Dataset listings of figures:
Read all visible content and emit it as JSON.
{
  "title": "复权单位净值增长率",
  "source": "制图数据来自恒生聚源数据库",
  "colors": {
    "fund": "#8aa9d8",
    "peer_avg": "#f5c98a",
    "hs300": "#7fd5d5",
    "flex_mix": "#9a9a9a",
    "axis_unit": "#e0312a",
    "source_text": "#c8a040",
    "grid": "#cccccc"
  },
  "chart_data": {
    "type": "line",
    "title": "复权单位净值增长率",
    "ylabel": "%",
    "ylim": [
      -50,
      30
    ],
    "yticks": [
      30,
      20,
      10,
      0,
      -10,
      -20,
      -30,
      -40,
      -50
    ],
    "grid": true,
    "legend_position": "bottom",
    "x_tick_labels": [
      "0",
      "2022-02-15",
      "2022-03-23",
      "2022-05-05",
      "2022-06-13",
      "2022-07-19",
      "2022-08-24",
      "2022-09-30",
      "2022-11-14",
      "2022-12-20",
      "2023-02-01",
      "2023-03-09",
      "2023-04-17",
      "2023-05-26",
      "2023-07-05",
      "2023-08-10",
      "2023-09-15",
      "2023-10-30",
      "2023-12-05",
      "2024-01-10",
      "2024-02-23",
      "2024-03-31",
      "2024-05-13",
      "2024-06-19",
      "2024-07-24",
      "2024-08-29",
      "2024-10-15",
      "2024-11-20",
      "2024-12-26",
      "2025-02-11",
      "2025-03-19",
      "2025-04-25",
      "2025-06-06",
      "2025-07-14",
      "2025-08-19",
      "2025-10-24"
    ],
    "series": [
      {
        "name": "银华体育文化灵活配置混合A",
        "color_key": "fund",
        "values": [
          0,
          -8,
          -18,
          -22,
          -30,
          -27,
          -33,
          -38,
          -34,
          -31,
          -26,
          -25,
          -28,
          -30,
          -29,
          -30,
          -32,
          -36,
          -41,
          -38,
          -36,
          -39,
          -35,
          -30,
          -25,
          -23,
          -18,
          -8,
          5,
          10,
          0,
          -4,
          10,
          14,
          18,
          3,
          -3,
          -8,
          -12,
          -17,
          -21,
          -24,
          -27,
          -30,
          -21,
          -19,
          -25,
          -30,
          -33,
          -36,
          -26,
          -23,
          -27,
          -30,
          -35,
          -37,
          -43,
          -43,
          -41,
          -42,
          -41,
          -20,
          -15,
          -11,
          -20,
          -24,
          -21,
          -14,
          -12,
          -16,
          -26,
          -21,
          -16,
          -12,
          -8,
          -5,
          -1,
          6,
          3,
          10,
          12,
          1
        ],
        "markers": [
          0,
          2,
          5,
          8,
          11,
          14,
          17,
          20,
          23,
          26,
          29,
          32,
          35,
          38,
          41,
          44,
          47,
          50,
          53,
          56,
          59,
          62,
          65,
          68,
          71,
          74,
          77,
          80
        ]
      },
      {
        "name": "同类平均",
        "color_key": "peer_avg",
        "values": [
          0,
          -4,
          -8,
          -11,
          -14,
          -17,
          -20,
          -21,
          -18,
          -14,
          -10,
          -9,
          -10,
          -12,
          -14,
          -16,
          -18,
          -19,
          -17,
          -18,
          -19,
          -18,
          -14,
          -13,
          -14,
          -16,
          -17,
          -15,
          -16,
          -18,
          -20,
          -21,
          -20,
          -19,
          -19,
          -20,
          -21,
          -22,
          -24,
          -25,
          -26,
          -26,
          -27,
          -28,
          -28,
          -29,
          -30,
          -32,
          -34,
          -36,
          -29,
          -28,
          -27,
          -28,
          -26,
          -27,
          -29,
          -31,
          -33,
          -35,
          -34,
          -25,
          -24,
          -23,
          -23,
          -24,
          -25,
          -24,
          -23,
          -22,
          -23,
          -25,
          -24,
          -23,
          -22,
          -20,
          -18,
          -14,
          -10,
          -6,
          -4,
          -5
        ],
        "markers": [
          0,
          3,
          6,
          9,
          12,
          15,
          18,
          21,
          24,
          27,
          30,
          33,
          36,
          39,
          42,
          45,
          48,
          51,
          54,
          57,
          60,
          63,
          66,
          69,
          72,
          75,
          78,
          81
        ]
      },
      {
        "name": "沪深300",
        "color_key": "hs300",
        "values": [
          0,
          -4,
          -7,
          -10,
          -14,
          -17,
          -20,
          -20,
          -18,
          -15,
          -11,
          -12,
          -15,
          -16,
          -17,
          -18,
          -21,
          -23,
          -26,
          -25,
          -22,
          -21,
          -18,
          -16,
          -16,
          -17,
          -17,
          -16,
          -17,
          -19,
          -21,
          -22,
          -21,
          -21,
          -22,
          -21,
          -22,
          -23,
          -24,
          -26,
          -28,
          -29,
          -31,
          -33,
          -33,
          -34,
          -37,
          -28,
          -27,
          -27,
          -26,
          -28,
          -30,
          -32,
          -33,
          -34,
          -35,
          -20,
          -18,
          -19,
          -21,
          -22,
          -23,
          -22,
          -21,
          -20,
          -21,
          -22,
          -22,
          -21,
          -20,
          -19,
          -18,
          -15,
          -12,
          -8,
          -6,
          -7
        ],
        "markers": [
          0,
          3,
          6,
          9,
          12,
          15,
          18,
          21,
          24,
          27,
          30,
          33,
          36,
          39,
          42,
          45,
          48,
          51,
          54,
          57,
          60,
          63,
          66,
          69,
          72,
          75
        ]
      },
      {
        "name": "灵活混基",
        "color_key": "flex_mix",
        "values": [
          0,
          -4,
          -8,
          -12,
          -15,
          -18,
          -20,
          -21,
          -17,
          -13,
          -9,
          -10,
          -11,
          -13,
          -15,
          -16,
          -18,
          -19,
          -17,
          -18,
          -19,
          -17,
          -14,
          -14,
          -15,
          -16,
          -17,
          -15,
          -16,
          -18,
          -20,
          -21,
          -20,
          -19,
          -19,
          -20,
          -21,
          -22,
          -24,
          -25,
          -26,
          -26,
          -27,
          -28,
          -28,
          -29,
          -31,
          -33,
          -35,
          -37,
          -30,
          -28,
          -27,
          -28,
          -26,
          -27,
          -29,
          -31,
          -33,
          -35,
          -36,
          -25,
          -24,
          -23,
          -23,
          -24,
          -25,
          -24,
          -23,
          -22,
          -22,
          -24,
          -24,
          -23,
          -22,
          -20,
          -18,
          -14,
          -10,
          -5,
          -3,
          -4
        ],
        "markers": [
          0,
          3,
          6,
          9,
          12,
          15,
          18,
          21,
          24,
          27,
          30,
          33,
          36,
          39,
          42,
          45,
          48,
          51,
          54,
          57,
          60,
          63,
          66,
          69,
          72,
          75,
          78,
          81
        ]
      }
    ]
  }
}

* _Objective_
Return all of the data exactly as it reads.

* _Finished task_
Read all visible content and emit it as JSON.
{
  "title": "复权单位净值增长率",
  "source": "制图数据来自恒生聚源数据库",
  "colors": {
    "fund": "#8aa9d8",
    "peer_avg": "#f5c98a",
    "hs300": "#7fd5d5",
    "flex_mix": "#9a9a9a",
    "axis_unit": "#e0312a",
    "source_text": "#c8a040",
    "grid": "#cccccc"
  },
  "chart_data": {
    "type": "line",
    "title": "复权单位净值增长率",
    "ylabel": "%",
    "ylim": [
      -50,
      30
    ],
    "yticks": [
      30,
      20,
      10,
      0,
      -10,
      -20,
      -30,
      -40,
      -50
    ],
    "grid": true,
    "legend_position": "bottom",
    "x_tick_labels": [
      "0",
      "2022-02-15",
      "2022-03-23",
      "2022-05-05",
      "2022-06-13",
      "2022-07-19",
      "2022-08-24",
      "2022-09-30",
      "2022-11-14",
      "2022-12-20",
      "2023-02-01",
      "2023-03-09",
      "2023-04-17",
      "2023-05-26",
      "2023-07-05",
      "2023-08-10",
      "2023-09-15",
      "2023-10-30",
      "2023-12-05",
      "2024-01-10",
      "2024-02-23",
      "2024-03-31",
      "2024-05-13",
      "2024-06-19",
      "2024-07-24",
      "2024-08-29",
      "2024-10-15",
      "2024-11-20",
      "2024-12-26",
      "2025-02-11",
      "2025-03-19",
      "2025-04-25",
      "2025-06-06",
      "2025-07-14",
      "2025-08-19",
      "2025-10-24"
    ],
    "series": [
      {
        "name": "银华体育文化灵活配置混合A",
        "color_key": "fund",
        "values": [
          0,
          -8,
          -18,
          -22,
          -30,
          -27,
          -33,
          -38,
          -34,
          -31,
          -26,
          -25,
          -28,
          -30,
          -29,
          -30,
          -32,
          -36,
          -41,
          -38,
          -36,
          -39,
          -35,
          -30,
          -25,
          -23,
          -18,
          -8,
          5,
          10,
          0,
          -4,
          10,
          14,
          18,
          3,
          -3,
          -8,
          -12,
          -17,
          -21,
          -24,
          -27,
          -30,
          -21,
          -19,
          -25,
          -30,
          -33,
          -36,
          -26,
          -23,
          -27,
          -30,
          -35,
          -37,
          -43,
          -43,
          -41,
          -42,
          -41,
          -20,
          -15,
          -11,
          -20,
          -24,
          -21,
          -14,
          -12,
          -16,
          -26,
          -21,
          -16,
          -12,
          -8,
          -5,
          -1,
          6,
          3,
          10,
          12,
          1
        ],
        "markers": [
          0,
          2,
          5,
          8,
          11,
          14,
          17,
          20,
          23,
          26,
          29,
          32,
          35,
          38,
          41,
          44,
          47,
          50,
          53,
          56,
          59,
          62,
          65,
          68,
          71,
          74,
          77,
          80
        ]
      },
      {
        "name": "同类平均",
        "color_key": "peer_avg",
        "values": [
          0,
          -4,
          -8,
          -11,
          -14,
          -17,
          -20,
          -21,
          -18,
          -14,
          -10,
          -9,
          -10,
          -12,
          -14,
          -16,
          -18,
          -19,
          -17,
          -18,
          -19,
          -18,
          -14,
          -13,
          -14,
          -16,
          -17,
          -15,
          -16,
          -18,
          -20,
          -21,
          -20,
          -19,
          -19,
          -20,
          -21,
          -22,
          -24,
          -25,
          -26,
          -26,
          -27,
          -28,
          -28,
          -29,
          -30,
          -32,
          -34,
          -36,
          -29,
          -28,
          -27,
          -28,
          -26,
          -27,
          -29,
          -31,
          -33,
          -35,
          -34,
          -25,
          -24,
          -23,
          -23,
          -24,
          -25,
          -24,
          -23,
          -22,
          -23,
          -25,
          -24,
          -23,
          -22,
          -20,
          -18,
          -14,
          -10,
          -6,
          -4,
          -5
        ],
        "markers": [
          0,
          3,
          6,
          9,
          12,
          15,
          18,
          21,
          24,
          27,
          30,
          33,
          36,
          39,
          42,
          45,
          48,
          51,
          54,
          57,
          60,
          63,
          66,
          69,
          72,
          75,
          78,
          81
        ]
      },
      {
        "name": "沪深300",
        "color_key": "hs300",
        "values": [
          0,
          -4,
          -7,
          -10,
          -14,
          -17,
          -20,
          -20,
          -18,
          -15,
          -11,
          -12,
          -15,
          -16,
          -17,
          -18,
          -21,
          -23,
          -26,
          -25,
          -22,
          -21,
          -18,
          -16,
          -16,
          -17,
          -17,
          -16,
          -17,
          -19,
          -21,
          -22,
          -21,
          -21,
          -22,
          -21,
          -22,
          -23,
          -24,
          -26,
          -28,
          -29,
          -31,
          -33,
          -33,
          -34,
          -37,
          -28,
          -27,
          -27,
          -26,
          -28,
          -30,
          -32,
          -33,
          -34,
          -35,
          -20,
          -18,
          -19,
          -21,
          -22,
          -23,
          -22,
          -21,
          -20,
          -21,
          -22,
          -22,
          -21,
          -20,
          -19,
          -18,
          -15,
          -12,
          -8,
          -6,
          -7
        ],
        "markers": [
          0,
          3,
          6,
          9,
          12,
          15,
          18,
          21,
          24,
          27,
          30,
          33,
          36,
          39,
          42,
          45,
          48,
          51,
          54,
          57,
          60,
          63,
          66,
          69,
          72,
          75
        ]
      },
      {
        "name": "灵活混基",
        "color_key": "flex_mix",
        "values": [
          0,
          -4,
          -8,
          -12,
          -15,
          -18,
          -20,
          -21,
          -17,
          -13,
          -9,
          -10,
          -11,
          -13,
          -15,
          -16,
          -18,
          -19,
          -17,
          -18,
          -19,
          -17,
          -14,
          -14,
          -15,
          -16,
          -17,
          -15,
          -16,
          -18,
          -20,
          -21,
          -20,
          -19,
          -19,
          -20,
          -21,
          -22,
          -24,
          -25,
          -26,
          -26,
          -27,
          -28,
          -28,
          -29,
          -31,
          -33,
          -35,
          -37,
          -30,
          -28,
          -27,
          -28,
          -26,
          -27,
          -29,
          -31,
          -33,
          -35,
          -36,
          -25,
          -24,
          -23,
          -23,
          -24,
          -25,
          -24,
          -23,
          -22,
          -22,
          -24,
          -24,
          -23,
          -22,
          -20,
          -18,
          -14,
          -10,
          -5,
          -3,
          -4
        ],
        "markers": [
          0,
          3,
          6,
          9,
          12,
          15,
          18,
          21,
          24,
          27,
          30,
          33,
          36,
          39,
          42,
          45,
          48,
          51,
          54,
          57,
          60,
          63,
          66,
          69,
          72,
          75,
          78,
          81
        ]
      }
    ]
  }
}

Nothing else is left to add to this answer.